§ Rows from a dataset

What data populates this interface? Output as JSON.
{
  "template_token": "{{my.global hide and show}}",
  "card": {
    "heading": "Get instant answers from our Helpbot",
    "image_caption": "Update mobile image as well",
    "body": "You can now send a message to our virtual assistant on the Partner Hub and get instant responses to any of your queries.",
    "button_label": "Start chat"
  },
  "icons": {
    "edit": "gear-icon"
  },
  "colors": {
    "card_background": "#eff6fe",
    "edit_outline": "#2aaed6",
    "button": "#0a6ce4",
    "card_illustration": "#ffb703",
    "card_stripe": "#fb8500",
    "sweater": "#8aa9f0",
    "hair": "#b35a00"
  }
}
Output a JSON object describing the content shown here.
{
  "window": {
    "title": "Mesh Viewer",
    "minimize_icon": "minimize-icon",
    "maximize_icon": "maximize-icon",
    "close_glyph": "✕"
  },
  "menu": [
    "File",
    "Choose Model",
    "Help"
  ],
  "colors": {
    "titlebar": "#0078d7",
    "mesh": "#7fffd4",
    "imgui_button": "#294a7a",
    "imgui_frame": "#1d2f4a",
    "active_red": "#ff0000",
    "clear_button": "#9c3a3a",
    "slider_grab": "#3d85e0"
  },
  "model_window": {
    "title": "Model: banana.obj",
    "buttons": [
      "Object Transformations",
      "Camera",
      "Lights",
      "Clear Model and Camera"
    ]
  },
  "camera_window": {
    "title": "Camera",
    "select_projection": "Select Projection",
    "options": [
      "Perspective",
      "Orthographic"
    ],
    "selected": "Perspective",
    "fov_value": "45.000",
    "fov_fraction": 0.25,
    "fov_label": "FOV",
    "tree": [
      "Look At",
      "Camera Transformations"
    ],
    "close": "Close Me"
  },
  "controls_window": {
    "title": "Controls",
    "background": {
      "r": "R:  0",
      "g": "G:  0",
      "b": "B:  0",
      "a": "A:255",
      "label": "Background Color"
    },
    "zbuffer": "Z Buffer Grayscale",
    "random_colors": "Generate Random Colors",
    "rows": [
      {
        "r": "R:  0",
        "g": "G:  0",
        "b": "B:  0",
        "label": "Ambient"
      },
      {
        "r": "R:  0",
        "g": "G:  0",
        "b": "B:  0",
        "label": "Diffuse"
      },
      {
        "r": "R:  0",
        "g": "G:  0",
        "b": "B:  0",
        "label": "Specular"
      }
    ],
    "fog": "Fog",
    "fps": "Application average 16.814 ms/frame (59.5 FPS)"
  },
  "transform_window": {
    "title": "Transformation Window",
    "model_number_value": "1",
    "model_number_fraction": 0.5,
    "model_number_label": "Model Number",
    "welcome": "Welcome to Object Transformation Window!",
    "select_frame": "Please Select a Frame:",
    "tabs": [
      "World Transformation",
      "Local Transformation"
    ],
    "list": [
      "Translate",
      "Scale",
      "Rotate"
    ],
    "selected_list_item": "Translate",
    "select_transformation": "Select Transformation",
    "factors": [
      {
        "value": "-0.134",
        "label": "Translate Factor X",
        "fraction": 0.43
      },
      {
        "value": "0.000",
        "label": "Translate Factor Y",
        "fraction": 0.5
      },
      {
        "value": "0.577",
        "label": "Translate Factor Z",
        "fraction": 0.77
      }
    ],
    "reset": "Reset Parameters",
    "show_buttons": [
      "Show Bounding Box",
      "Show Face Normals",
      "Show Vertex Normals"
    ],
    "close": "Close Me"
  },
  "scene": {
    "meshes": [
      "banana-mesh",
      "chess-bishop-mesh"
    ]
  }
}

§ Brief
Repeat the data in its entirety, character for character.

§ Finished task
What data populates this interface? Output as JSON.
{
  "template_token": "{{my.global hide and show}}",
  "card": {
    "heading": "Get instant answers from our Helpbot",
    "image_caption": "Update mobile image as well",
    "body": "You can now send a message to our virtual assistant on the Partner Hub and get instant responses to any of your queries.",
    "button_label": "Start chat"
  },
  "icons": {
    "edit": "gear-icon"
  },
  "colors": {
    "card_background": "#eff6fe",
    "edit_outline": "#2aaed6",
    "button": "#0a6ce4",
    "card_illustration": "#ffb703",
    "card_stripe": "#fb8500",
    "sweater": "#8aa9f0",
    "hair": "#b35a00"
  }
}
Output a JSON object describing the content shown here.
{
  "window": {
    "title": "Mesh Viewer",
    "minimize_icon": "minimize-icon",
    "maximize_icon": "maximize-icon",
    "close_glyph": "✕"
  },
  "menu": [
    "File",
    "Choose Model",
    "Help"
  ],
  "colors": {
    "titlebar": "#0078d7",
    "mesh": "#7fffd4",
    "imgui_button": "#294a7a",
    "imgui_frame": "#1d2f4a",
    "active_red": "#ff0000",
    "clear_button": "#9c3a3a",
    "slider_grab": "#3d85e0"
  },
  "model_window": {
    "title": "Model: banana.obj",
    "buttons": [
      "Object Transformations",
      "Camera",
      "Lights",
      "Clear Model and Camera"
    ]
  },
  "camera_window": {
    "title": "Camera",
    "select_projection": "Select Projection",
    "options": [
      "Perspective",
      "Orthographic"
    ],
    "selected": "Perspective",
    "fov_value": "45.000",
    "fov_fraction": 0.25,
    "fov_label": "FOV",
    "tree": [
      "Look At",
      "Camera Transformations"
    ],
    "close": "Close Me"
  },
  "controls_window": {
    "title": "Controls",
    "background": {
      "r": "R:  0",
      "g": "G:  0",
      "b": "B:  0",
      "a": "A:255",
      "label": "Background Color"
    },
    "zbuffer": "Z Buffer Grayscale",
    "random_colors": "Generate Random Colors",
    "rows": [
      {
        "r": "R:  0",
        "g": "G:  0",
        "b": "B:  0",
        "label": "Ambient"
      },
      {
        "r": "R:  0",
        "g": "G:  0",
        "b": "B:  0",
        "label": "Diffuse"
      },
      {
        "r": "R:  0",
        "g": "G:  0",
        "b": "B:  0",
        "label": "Specular"
      }
    ],
    "fog": "Fog",
    "fps": "Application average 16.814 ms/frame (59.5 FPS)"
  },
  "transform_window": {
    "title": "Transformation Window",
    "model_number_value": "1",
    "model_number_fraction": 0.5,
    "model_number_label": "Model Number",
    "welcome": "Welcome to Object Transformation Window!",
    "select_frame": "Please Select a Frame:",
    "tabs": [
      "World Transformation",
      "Local Transformation"
    ],
    "list": [
      "Translate",
      "Scale",
      "Rotate"
    ],
    "selected_list_item": "Translate",
    "select_transformation": "Select Transformation",
    "factors": [
      {
        "value": "-0.134",
        "label": "Translate Factor X",
        "fraction": 0.43
      },
      {
        "value": "0.000",
        "label": "Translate Factor Y",
        "fraction": 0.5
      },
      {
        "value": "0.577",
        "label": "Translate Factor Z",
        "fraction": 0.77
      }
    ],
    "reset": "Reset Parameters",
    "show_buttons": [
      "Show Bounding Box",
      "Show Face Normals",
      "Show Vertex Normals"
    ],
    "close": "Close Me"
  },
  "scene": {
    "meshes": [
      "banana-mesh",
      "chess-bishop-mesh"
    ]
  }
}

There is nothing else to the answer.